STATED GOAL: Among the entries below, find the lines with "给予最高不超过" and copy them.

SUPPLIED ENTRIES:
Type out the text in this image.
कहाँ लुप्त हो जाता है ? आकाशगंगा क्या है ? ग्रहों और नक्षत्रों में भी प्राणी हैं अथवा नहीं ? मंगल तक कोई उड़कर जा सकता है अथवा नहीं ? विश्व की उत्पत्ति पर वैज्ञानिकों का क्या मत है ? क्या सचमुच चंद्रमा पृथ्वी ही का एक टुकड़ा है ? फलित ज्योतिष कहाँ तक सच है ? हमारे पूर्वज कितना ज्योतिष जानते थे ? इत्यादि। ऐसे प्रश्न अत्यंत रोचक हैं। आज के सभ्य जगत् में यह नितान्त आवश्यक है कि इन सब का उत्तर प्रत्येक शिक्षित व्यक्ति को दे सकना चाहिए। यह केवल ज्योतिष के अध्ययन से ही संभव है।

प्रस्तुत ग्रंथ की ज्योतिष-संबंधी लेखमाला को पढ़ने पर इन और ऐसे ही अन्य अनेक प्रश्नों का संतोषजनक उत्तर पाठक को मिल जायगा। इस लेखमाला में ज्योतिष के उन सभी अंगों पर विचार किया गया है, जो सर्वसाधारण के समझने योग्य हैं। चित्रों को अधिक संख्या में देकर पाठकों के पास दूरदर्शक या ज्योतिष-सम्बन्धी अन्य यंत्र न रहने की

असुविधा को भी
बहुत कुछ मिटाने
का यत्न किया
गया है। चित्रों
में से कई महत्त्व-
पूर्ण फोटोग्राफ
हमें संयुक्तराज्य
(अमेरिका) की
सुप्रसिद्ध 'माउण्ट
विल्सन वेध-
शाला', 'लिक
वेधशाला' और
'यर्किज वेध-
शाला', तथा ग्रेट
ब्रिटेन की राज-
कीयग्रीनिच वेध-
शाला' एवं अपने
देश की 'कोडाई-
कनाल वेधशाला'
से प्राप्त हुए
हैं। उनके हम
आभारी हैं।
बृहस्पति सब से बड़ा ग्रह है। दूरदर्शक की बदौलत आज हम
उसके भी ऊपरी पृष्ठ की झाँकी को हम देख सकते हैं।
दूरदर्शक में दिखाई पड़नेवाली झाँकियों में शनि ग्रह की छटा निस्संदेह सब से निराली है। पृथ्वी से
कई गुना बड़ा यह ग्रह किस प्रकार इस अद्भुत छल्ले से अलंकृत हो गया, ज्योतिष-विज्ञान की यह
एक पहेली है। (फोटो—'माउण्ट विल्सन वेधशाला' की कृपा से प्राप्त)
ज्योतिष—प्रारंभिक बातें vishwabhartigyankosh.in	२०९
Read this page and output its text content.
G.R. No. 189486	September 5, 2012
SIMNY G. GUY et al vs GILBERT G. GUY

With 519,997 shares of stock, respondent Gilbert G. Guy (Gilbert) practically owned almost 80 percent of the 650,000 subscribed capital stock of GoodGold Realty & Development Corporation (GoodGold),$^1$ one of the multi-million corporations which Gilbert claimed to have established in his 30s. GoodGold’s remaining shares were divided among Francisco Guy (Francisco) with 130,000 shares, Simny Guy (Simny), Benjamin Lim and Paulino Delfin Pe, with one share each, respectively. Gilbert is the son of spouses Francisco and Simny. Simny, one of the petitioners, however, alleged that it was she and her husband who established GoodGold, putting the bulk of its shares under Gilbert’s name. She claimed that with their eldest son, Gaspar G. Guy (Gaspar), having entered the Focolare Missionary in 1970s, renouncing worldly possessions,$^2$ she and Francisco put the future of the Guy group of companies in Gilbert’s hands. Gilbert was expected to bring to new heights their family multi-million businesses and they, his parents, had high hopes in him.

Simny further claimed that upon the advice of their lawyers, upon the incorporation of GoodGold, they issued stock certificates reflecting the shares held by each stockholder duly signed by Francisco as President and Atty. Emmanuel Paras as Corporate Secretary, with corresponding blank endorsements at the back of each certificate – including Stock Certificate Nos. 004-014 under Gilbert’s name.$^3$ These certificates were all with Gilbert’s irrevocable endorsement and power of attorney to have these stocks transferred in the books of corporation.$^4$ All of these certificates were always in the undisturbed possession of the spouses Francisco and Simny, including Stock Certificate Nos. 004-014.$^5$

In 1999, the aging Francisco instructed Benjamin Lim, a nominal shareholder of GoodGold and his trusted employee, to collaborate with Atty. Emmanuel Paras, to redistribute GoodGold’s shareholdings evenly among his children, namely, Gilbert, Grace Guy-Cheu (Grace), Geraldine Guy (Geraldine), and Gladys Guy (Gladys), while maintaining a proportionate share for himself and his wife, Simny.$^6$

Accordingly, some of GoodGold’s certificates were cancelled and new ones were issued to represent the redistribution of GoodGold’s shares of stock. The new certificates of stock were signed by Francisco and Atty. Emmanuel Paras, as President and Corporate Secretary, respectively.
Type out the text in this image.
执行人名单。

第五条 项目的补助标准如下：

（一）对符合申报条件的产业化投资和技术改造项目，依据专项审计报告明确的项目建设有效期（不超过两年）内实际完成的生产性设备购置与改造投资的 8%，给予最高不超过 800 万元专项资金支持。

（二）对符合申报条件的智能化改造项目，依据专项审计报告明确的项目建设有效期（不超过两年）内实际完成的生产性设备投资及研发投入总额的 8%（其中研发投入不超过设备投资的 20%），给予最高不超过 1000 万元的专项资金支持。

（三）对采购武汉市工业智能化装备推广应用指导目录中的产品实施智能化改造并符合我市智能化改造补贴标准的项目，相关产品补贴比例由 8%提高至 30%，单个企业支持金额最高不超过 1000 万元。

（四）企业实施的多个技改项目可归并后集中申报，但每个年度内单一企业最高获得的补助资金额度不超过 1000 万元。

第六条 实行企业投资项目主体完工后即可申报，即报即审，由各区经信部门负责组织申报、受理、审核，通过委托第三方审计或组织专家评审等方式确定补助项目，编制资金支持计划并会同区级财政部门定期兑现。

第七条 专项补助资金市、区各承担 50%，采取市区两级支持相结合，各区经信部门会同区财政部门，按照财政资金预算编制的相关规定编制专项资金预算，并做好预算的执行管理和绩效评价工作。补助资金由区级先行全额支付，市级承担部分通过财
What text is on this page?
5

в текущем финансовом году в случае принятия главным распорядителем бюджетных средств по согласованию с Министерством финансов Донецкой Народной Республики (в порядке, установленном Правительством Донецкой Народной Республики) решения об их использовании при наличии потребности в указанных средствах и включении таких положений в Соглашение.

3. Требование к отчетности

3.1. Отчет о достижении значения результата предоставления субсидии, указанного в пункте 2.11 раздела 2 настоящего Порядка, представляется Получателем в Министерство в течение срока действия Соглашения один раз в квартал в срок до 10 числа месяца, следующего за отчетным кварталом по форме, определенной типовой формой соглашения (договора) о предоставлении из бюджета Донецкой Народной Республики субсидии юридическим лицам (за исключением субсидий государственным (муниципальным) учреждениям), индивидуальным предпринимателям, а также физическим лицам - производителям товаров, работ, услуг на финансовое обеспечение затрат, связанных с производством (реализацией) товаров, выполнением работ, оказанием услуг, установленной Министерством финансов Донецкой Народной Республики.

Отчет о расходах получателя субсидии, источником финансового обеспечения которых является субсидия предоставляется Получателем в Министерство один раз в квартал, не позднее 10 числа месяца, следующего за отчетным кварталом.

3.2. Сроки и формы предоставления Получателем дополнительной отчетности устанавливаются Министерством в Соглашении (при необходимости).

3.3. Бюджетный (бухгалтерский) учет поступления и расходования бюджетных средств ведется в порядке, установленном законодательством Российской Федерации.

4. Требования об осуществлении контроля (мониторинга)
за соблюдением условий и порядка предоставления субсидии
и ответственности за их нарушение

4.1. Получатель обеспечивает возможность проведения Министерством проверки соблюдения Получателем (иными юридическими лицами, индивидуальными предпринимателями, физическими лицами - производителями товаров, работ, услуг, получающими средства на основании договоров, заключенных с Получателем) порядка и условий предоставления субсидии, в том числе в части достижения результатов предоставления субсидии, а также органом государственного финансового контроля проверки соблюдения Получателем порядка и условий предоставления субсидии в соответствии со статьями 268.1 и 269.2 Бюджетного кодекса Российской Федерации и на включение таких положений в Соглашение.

FINAL RESULT:
（一）对符合申报条件的产业化投资和技术改造项目，依据专项审计报告明确的项目建设有效期（不超过两年）内实际完成的生产性设备购置与改造投资的 8%，给予最高不超过 800 万元专项资金支持。
（二）对符合申报条件的智能化改造项目，依据专项审计报告明确的项目建设有效期（不超过两年）内实际完成的生产性设备投资及研发投入总额的 8%（其中研发投入不超过设备投资的 20%），给予最高不超过 1000 万元的专项资金支持。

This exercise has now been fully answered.